[Rows from a dataset]
'''

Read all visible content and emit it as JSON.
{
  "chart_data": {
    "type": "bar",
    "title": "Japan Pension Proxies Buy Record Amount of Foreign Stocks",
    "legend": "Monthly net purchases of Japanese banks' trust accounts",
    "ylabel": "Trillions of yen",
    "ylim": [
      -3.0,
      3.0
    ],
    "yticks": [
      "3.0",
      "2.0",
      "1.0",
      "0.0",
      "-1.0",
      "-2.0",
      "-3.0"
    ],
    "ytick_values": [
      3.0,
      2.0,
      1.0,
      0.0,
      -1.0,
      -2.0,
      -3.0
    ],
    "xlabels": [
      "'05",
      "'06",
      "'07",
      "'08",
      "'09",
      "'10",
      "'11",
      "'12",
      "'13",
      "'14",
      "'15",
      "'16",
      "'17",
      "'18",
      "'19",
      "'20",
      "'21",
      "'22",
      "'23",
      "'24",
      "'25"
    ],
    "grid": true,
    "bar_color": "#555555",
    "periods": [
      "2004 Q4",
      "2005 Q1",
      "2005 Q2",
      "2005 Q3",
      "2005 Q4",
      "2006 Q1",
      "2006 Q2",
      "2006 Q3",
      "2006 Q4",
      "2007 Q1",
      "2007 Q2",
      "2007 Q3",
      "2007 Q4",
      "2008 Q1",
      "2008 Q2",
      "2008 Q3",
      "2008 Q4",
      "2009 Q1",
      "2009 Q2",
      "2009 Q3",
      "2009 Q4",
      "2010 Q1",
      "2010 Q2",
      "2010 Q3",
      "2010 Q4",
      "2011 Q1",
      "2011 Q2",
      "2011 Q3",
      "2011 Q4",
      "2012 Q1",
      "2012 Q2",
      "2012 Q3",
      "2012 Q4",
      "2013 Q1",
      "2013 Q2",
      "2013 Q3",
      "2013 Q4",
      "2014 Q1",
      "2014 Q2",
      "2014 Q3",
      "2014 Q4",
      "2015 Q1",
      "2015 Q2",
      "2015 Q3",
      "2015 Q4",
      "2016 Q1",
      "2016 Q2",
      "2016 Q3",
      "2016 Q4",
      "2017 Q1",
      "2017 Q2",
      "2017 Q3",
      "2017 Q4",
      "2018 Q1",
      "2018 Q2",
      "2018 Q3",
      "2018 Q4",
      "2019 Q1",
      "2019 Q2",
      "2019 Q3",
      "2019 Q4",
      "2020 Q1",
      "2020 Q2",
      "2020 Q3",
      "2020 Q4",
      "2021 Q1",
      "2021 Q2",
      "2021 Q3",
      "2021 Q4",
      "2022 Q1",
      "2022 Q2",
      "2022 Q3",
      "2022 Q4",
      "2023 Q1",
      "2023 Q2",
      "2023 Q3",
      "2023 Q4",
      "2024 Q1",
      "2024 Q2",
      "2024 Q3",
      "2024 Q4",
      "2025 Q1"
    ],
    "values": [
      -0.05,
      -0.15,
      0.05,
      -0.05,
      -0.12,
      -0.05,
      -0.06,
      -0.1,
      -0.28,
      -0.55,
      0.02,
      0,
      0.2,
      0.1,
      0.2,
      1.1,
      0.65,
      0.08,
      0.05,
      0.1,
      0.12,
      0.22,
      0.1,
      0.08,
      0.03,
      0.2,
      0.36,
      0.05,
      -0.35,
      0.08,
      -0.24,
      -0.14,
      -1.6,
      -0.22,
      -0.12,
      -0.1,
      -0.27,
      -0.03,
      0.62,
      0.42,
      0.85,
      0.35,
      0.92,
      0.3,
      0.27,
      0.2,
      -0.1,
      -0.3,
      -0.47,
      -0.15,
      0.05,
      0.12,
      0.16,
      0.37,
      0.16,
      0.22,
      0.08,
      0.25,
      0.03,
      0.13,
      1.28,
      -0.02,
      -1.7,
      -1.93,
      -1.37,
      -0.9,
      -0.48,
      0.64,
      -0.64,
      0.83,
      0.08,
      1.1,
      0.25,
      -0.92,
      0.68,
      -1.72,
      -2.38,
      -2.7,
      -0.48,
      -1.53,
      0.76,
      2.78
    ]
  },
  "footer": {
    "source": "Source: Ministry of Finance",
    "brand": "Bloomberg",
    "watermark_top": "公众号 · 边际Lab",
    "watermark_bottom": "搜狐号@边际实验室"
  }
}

'''

◆ Task to complete ◆
Above are some records; extract every one of them exactly.

◆ Response ◆
Read all visible content and emit it as JSON.
{
  "chart_data": {
    "type": "bar",
    "title": "Japan Pension Proxies Buy Record Amount of Foreign Stocks",
    "legend": "Monthly net purchases of Japanese banks' trust accounts",
    "ylabel": "Trillions of yen",
    "ylim": [
      -3.0,
      3.0
    ],
    "yticks": [
      "3.0",
      "2.0",
      "1.0",
      "0.0",
      "-1.0",
      "-2.0",
      "-3.0"
    ],
    "ytick_values": [
      3.0,
      2.0,
      1.0,
      0.0,
      -1.0,
      -2.0,
      -3.0
    ],
    "xlabels": [
      "'05",
      "'06",
      "'07",
      "'08",
      "'09",
      "'10",
      "'11",
      "'12",
      "'13",
      "'14",
      "'15",
      "'16",
      "'17",
      "'18",
      "'19",
      "'20",
      "'21",
      "'22",
      "'23",
      "'24",
      "'25"
    ],
    "grid": true,
    "bar_color": "#555555",
    "periods": [
      "2004 Q4",
      "2005 Q1",
      "2005 Q2",
      "2005 Q3",
      "2005 Q4",
      "2006 Q1",
      "2006 Q2",
      "2006 Q3",
      "2006 Q4",
      "2007 Q1",
      "2007 Q2",
      "2007 Q3",
      "2007 Q4",
      "2008 Q1",
      "2008 Q2",
      "2008 Q3",
      "2008 Q4",
      "2009 Q1",
      "2009 Q2",
      "2009 Q3",
      "2009 Q4",
      "2010 Q1",
      "2010 Q2",
      "2010 Q3",
      "2010 Q4",
      "2011 Q1",
      "2011 Q2",
      "2011 Q3",
      "2011 Q4",
      "2012 Q1",
      "2012 Q2",
      "2012 Q3",
      "2012 Q4",
      "2013 Q1",
      "2013 Q2",
      "2013 Q3",
      "2013 Q4",
      "2014 Q1",
      "2014 Q2",
      "2014 Q3",
      "2014 Q4",
      "2015 Q1",
      "2015 Q2",
      "2015 Q3",
      "2015 Q4",
      "2016 Q1",
      "2016 Q2",
      "2016 Q3",
      "2016 Q4",
      "2017 Q1",
      "2017 Q2",
      "2017 Q3",
      "2017 Q4",
      "2018 Q1",
      "2018 Q2",
      "2018 Q3",
      "2018 Q4",
      "2019 Q1",
      "2019 Q2",
      "2019 Q3",
      "2019 Q4",
      "2020 Q1",
      "2020 Q2",
      "2020 Q3",
      "2020 Q4",
      "2021 Q1",
      "2021 Q2",
      "2021 Q3",
      "2021 Q4",
      "2022 Q1",
      "2022 Q2",
      "2022 Q3",
      "2022 Q4",
      "2023 Q1",
      "2023 Q2",
      "2023 Q3",
      "2023 Q4",
      "2024 Q1",
      "2024 Q2",
      "2024 Q3",
      "2024 Q4",
      "2025 Q1"
    ],
    "values": [
      -0.05,
      -0.15,
      0.05,
      -0.05,
      -0.12,
      -0.05,
      -0.06,
      -0.1,
      -0.28,
      -0.55,
      0.02,
      0,
      0.2,
      0.1,
      0.2,
      1.1,
      0.65,
      0.08,
      0.05,
      0.1,
      0.12,
      0.22,
      0.1,
      0.08,
      0.03,
      0.2,
      0.36,
      0.05,
      -0.35,
      0.08,
      -0.24,
      -0.14,
      -1.6,
      -0.22,
      -0.12,
      -0.1,
      -0.27,
      -0.03,
      0.62,
      0.42,
      0.85,
      0.35,
      0.92,
      0.3,
      0.27,
      0.2,
      -0.1,
      -0.3,
      -0.47,
      -0.15,
      0.05,
      0.12,
      0.16,
      0.37,
      0.16,
      0.22,
      0.08,
      0.25,
      0.03,
      0.13,
      1.28,
      -0.02,
      -1.7,
      -1.93,
      -1.37,
      -0.9,
      -0.48,
      0.64,
      -0.64,
      0.83,
      0.08,
      1.1,
      0.25,
      -0.92,
      0.68,
      -1.72,
      -2.38,
      -2.7,
      -0.48,
      -1.53,
      0.76,
      2.78
    ]
  },
  "footer": {
    "source": "Source: Ministry of Finance",
    "brand": "Bloomberg",
    "watermark_top": "公众号 · 边际Lab",
    "watermark_bottom": "搜狐号@边际实验室"
  }
}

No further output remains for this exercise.